▸ **Raw records**
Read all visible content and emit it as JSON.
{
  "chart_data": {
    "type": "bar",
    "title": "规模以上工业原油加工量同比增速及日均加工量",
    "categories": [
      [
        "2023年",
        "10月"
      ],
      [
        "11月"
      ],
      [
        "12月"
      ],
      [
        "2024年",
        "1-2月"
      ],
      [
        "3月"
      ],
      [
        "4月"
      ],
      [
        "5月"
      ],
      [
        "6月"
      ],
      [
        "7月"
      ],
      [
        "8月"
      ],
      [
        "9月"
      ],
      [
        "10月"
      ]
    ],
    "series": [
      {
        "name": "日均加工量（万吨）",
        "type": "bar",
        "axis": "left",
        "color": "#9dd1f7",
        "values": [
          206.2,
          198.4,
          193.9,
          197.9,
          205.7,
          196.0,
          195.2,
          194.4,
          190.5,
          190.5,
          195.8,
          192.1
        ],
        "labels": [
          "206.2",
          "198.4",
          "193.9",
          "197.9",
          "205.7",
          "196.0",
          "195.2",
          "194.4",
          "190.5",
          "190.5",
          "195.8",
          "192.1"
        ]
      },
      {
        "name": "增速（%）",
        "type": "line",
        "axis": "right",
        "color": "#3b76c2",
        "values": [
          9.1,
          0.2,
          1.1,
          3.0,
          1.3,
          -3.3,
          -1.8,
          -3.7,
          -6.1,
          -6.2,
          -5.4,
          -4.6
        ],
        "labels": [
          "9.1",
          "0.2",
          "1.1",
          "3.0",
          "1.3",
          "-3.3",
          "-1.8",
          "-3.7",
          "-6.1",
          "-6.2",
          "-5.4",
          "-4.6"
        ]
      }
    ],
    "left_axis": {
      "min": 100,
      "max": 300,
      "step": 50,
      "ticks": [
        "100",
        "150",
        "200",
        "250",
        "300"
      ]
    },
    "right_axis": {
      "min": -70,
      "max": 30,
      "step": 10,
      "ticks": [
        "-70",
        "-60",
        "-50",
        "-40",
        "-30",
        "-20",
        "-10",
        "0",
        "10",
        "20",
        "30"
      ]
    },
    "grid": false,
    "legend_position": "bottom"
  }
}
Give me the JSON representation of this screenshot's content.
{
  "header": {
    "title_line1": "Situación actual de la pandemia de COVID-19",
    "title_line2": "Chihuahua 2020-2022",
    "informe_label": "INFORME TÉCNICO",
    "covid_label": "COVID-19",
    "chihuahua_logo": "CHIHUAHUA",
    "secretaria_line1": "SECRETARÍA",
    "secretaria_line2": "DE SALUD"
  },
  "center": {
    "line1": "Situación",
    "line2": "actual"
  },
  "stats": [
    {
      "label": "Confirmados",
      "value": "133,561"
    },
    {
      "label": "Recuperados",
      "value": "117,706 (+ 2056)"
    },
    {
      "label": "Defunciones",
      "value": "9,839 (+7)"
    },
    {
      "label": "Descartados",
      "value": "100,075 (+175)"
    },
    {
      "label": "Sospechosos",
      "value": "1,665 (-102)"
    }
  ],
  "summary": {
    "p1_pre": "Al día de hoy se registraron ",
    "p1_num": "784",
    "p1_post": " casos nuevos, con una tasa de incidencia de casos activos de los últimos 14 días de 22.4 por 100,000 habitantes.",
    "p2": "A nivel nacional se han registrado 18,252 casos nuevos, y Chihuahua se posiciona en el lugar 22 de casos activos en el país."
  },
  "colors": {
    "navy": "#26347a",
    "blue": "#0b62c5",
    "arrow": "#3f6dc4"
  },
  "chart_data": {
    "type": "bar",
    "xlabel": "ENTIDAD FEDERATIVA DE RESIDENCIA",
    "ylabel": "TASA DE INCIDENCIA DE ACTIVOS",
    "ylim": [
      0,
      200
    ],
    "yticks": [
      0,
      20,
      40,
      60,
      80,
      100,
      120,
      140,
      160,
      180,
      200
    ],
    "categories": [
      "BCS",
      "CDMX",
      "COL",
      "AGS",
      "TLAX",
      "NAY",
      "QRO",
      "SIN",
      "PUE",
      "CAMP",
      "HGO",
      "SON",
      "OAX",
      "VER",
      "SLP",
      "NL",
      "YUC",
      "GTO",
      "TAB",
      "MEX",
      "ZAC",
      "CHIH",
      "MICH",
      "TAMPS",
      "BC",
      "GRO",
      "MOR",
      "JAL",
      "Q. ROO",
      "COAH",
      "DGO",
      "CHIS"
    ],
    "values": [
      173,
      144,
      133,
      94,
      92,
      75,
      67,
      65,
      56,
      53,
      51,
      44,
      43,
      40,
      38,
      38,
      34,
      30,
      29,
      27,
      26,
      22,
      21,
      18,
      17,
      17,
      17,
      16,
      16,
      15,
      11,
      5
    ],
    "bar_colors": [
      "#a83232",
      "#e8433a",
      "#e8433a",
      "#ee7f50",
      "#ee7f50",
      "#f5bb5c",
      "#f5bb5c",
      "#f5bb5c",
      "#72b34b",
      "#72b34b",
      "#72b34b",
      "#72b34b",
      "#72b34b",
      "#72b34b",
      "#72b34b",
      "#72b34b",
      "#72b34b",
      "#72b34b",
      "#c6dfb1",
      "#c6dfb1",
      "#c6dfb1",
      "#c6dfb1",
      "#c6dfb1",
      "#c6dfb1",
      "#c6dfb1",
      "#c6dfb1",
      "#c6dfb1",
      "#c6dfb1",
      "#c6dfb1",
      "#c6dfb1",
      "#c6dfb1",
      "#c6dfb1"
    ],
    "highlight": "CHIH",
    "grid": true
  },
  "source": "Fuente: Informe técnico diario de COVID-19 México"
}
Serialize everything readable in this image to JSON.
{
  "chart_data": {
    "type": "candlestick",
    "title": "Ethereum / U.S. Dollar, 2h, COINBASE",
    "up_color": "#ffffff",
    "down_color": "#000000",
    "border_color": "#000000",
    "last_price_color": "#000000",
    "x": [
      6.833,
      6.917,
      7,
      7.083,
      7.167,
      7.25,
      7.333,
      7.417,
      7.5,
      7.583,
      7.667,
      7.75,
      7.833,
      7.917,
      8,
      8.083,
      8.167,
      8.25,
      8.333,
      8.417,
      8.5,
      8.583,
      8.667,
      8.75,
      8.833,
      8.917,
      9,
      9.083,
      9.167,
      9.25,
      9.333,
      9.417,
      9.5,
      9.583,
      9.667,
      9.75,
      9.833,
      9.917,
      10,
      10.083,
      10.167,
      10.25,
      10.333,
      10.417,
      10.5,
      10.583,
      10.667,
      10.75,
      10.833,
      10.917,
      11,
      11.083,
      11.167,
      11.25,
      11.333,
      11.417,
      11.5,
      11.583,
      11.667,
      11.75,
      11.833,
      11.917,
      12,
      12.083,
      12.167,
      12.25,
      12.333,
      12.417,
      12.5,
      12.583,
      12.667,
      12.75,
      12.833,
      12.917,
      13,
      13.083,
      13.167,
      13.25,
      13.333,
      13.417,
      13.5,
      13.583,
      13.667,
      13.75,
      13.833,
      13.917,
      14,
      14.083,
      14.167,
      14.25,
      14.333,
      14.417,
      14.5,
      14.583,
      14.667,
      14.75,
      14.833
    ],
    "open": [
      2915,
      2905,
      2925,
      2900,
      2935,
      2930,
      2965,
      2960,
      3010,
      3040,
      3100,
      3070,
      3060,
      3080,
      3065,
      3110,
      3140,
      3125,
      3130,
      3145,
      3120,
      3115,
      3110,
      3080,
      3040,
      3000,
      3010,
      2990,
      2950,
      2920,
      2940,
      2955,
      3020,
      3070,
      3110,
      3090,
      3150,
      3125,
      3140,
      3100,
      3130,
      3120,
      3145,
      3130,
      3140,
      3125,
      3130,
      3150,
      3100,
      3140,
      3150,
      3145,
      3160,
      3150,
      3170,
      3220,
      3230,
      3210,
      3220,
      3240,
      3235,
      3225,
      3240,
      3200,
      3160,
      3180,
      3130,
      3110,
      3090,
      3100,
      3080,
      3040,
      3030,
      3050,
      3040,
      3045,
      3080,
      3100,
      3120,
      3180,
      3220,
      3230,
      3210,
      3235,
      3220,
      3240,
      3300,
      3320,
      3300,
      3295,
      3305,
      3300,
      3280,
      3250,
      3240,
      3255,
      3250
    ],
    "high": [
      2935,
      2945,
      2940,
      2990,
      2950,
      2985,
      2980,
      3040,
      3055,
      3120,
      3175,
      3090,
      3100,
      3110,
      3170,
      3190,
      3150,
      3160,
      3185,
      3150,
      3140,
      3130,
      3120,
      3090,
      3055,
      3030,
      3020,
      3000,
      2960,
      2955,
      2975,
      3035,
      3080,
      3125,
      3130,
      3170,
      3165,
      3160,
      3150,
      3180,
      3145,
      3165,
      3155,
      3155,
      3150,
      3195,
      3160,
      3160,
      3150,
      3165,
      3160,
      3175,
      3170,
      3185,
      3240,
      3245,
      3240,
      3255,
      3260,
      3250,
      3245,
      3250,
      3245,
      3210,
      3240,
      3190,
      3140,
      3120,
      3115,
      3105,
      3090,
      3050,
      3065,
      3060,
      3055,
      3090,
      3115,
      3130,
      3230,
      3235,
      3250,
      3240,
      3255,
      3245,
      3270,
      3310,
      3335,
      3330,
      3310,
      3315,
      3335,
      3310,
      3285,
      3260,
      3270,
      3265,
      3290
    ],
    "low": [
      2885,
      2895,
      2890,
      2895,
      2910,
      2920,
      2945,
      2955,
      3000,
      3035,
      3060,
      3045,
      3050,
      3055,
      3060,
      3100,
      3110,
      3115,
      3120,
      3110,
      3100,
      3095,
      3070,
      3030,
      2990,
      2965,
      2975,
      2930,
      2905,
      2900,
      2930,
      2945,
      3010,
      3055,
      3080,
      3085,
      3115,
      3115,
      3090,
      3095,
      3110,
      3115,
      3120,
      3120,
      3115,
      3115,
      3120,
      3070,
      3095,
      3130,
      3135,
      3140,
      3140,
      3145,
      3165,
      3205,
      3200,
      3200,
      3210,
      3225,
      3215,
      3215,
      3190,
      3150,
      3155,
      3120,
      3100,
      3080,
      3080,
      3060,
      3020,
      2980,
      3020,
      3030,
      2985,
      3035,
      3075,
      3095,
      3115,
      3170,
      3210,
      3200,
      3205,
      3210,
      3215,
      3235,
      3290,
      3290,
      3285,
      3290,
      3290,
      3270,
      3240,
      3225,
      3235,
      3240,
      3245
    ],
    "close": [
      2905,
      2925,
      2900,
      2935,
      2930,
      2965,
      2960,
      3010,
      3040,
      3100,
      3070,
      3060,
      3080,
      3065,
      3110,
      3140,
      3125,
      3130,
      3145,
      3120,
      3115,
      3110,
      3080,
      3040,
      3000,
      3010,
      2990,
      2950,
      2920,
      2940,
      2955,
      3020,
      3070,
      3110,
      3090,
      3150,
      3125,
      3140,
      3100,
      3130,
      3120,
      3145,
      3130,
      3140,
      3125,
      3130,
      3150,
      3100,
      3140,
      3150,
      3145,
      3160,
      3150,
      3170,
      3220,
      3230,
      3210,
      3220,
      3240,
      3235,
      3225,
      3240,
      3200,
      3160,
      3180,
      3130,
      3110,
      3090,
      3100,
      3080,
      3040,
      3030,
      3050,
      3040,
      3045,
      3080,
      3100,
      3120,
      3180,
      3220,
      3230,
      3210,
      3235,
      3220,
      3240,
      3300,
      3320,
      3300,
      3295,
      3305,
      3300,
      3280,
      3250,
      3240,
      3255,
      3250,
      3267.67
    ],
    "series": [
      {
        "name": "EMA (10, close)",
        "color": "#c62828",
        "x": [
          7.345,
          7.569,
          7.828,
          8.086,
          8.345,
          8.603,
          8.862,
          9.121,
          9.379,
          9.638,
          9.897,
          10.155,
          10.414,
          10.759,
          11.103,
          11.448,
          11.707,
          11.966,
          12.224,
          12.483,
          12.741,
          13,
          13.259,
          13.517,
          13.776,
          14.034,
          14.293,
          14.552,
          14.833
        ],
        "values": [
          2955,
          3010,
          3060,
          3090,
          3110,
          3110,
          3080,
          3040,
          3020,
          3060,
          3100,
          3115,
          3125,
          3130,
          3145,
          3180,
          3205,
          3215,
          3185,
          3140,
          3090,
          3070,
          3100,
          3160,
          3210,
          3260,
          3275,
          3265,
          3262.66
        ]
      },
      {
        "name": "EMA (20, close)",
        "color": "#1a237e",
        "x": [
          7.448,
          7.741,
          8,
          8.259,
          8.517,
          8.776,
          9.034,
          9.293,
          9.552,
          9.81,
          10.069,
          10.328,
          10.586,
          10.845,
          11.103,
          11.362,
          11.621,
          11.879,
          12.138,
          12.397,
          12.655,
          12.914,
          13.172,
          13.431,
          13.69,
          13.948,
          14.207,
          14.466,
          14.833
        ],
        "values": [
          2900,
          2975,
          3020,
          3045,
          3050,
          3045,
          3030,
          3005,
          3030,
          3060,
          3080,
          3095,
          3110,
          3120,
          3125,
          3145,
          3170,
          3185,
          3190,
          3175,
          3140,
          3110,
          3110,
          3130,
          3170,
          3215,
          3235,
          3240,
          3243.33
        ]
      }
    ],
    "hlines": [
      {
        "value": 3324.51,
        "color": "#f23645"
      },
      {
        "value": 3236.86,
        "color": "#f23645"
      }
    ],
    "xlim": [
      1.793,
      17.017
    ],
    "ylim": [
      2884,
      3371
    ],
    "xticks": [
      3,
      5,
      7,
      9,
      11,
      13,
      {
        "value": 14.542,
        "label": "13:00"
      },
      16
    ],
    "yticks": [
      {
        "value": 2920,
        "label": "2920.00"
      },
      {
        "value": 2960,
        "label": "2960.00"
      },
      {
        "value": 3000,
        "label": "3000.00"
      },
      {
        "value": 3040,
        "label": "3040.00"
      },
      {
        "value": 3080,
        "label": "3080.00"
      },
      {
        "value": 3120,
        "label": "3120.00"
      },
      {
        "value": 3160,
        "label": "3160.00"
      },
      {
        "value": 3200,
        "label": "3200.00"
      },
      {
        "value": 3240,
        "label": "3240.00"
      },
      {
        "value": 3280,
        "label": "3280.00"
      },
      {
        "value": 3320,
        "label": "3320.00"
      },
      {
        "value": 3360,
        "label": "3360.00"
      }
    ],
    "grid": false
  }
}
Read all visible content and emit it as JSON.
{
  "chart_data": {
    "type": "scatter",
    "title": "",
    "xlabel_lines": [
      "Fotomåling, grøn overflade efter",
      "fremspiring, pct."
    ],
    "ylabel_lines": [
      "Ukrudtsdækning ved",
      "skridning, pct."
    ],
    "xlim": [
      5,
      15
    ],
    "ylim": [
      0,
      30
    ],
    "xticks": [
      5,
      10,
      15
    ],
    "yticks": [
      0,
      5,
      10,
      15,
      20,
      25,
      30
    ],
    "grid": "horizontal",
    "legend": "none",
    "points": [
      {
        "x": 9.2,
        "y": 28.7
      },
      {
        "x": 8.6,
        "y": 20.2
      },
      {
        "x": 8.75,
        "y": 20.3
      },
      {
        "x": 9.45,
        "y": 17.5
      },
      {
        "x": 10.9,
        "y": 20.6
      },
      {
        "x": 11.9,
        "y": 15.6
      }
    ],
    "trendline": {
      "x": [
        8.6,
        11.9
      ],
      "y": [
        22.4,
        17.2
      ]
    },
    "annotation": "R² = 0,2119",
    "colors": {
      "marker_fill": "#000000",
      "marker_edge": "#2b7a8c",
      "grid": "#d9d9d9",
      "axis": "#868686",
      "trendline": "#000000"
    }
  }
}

▸ **The request**
Gather each line in these records that contains the string "Situación".

▸ **Complete output**
    "title_line1": "Situación actual de la pandemia de COVID-19",
    "line1": "Situación",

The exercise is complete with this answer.